PROMPT: Copy every entry exactly.

Dataset entries
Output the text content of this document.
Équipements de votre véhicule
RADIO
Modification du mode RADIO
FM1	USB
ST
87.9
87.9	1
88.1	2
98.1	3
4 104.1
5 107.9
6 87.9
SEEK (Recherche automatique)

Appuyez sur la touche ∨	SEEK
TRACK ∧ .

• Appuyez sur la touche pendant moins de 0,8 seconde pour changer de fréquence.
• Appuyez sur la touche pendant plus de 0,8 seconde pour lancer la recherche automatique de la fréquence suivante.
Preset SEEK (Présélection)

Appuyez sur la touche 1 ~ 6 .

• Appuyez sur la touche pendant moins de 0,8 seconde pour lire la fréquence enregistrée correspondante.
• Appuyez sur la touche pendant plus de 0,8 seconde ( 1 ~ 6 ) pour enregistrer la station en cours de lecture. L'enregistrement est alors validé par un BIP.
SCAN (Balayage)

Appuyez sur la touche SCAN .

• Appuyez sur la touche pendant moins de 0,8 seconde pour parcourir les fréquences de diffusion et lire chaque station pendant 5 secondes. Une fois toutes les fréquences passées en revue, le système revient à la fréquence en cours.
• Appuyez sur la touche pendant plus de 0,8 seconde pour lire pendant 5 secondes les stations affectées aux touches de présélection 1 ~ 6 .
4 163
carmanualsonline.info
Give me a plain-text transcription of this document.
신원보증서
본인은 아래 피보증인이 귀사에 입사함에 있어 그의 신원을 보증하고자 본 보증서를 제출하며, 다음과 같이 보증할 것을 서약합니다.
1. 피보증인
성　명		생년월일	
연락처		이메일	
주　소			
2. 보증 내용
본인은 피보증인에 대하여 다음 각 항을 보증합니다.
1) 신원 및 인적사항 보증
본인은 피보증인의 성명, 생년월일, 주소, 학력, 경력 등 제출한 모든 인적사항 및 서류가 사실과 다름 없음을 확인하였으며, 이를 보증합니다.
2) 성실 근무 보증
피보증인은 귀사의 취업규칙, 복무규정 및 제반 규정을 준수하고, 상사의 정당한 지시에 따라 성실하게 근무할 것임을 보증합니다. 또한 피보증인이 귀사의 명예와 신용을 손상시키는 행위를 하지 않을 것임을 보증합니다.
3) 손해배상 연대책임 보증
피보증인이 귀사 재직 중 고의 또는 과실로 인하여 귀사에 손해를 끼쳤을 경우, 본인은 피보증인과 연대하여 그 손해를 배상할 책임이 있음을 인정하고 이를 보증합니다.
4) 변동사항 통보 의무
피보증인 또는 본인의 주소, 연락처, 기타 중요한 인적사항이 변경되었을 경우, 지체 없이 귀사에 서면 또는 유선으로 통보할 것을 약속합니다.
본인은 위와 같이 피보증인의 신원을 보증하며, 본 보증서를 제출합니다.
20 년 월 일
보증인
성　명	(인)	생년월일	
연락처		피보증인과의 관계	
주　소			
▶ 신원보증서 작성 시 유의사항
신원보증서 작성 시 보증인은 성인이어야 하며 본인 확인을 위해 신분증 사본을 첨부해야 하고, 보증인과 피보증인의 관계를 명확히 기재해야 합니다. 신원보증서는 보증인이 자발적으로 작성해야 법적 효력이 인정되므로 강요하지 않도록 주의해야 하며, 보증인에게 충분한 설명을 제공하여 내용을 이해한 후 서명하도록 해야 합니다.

SOLVED EXERCISE:
Output the text content of this document.
Équipements de votre véhicule
RADIO
Modification du mode RADIO
FM1	USB
ST
87.9
87.9	1
88.1	2
98.1	3
4 104.1
5 107.9
6 87.9
SEEK (Recherche automatique)

Appuyez sur la touche ∨	SEEK
TRACK ∧ .

• Appuyez sur la touche pendant moins de 0,8 seconde pour changer de fréquence.
• Appuyez sur la touche pendant plus de 0,8 seconde pour lancer la recherche automatique de la fréquence suivante.
Preset SEEK (Présélection)

Appuyez sur la touche 1 ~ 6 .

• Appuyez sur la touche pendant moins de 0,8 seconde pour lire la fréquence enregistrée correspondante.
• Appuyez sur la touche pendant plus de 0,8 seconde ( 1 ~ 6 ) pour enregistrer la station en cours de lecture. L'enregistrement est alors validé par un BIP.
SCAN (Balayage)

Appuyez sur la touche SCAN .

• Appuyez sur la touche pendant moins de 0,8 seconde pour parcourir les fréquences de diffusion et lire chaque station pendant 5 secondes. Une fois toutes les fréquences passées en revue, le système revient à la fréquence en cours.
• Appuyez sur la touche pendant plus de 0,8 seconde pour lire pendant 5 secondes les stations affectées aux touches de présélection 1 ~ 6 .
4 163
carmanualsonline.info
Give me a plain-text transcription of this document.
신원보증서
본인은 아래 피보증인이 귀사에 입사함에 있어 그의 신원을 보증하고자 본 보증서를 제출하며, 다음과 같이 보증할 것을 서약합니다.
1. 피보증인
성　명		생년월일	
연락처		이메일	
주　소			
2. 보증 내용
본인은 피보증인에 대하여 다음 각 항을 보증합니다.
1) 신원 및 인적사항 보증
본인은 피보증인의 성명, 생년월일, 주소, 학력, 경력 등 제출한 모든 인적사항 및 서류가 사실과 다름 없음을 확인하였으며, 이를 보증합니다.
2) 성실 근무 보증
피보증인은 귀사의 취업규칙, 복무규정 및 제반 규정을 준수하고, 상사의 정당한 지시에 따라 성실하게 근무할 것임을 보증합니다. 또한 피보증인이 귀사의 명예와 신용을 손상시키는 행위를 하지 않을 것임을 보증합니다.
3) 손해배상 연대책임 보증
피보증인이 귀사 재직 중 고의 또는 과실로 인하여 귀사에 손해를 끼쳤을 경우, 본인은 피보증인과 연대하여 그 손해를 배상할 책임이 있음을 인정하고 이를 보증합니다.
4) 변동사항 통보 의무
피보증인 또는 본인의 주소, 연락처, 기타 중요한 인적사항이 변경되었을 경우, 지체 없이 귀사에 서면 또는 유선으로 통보할 것을 약속합니다.
본인은 위와 같이 피보증인의 신원을 보증하며, 본 보증서를 제출합니다.
20 년 월 일
보증인
성　명	(인)	생년월일	
연락처		피보증인과의 관계	
주　소			
▶ 신원보증서 작성 시 유의사항
신원보증서 작성 시 보증인은 성인이어야 하며 본인 확인을 위해 신분증 사본을 첨부해야 하고, 보증인과 피보증인의 관계를 명확히 기재해야 합니다. 신원보증서는 보증인이 자발적으로 작성해야 법적 효력이 인정되므로 강요하지 않도록 주의해야 하며, 보증인에게 충분한 설명을 제공하여 내용을 이해한 후 서명하도록 해야 합니다.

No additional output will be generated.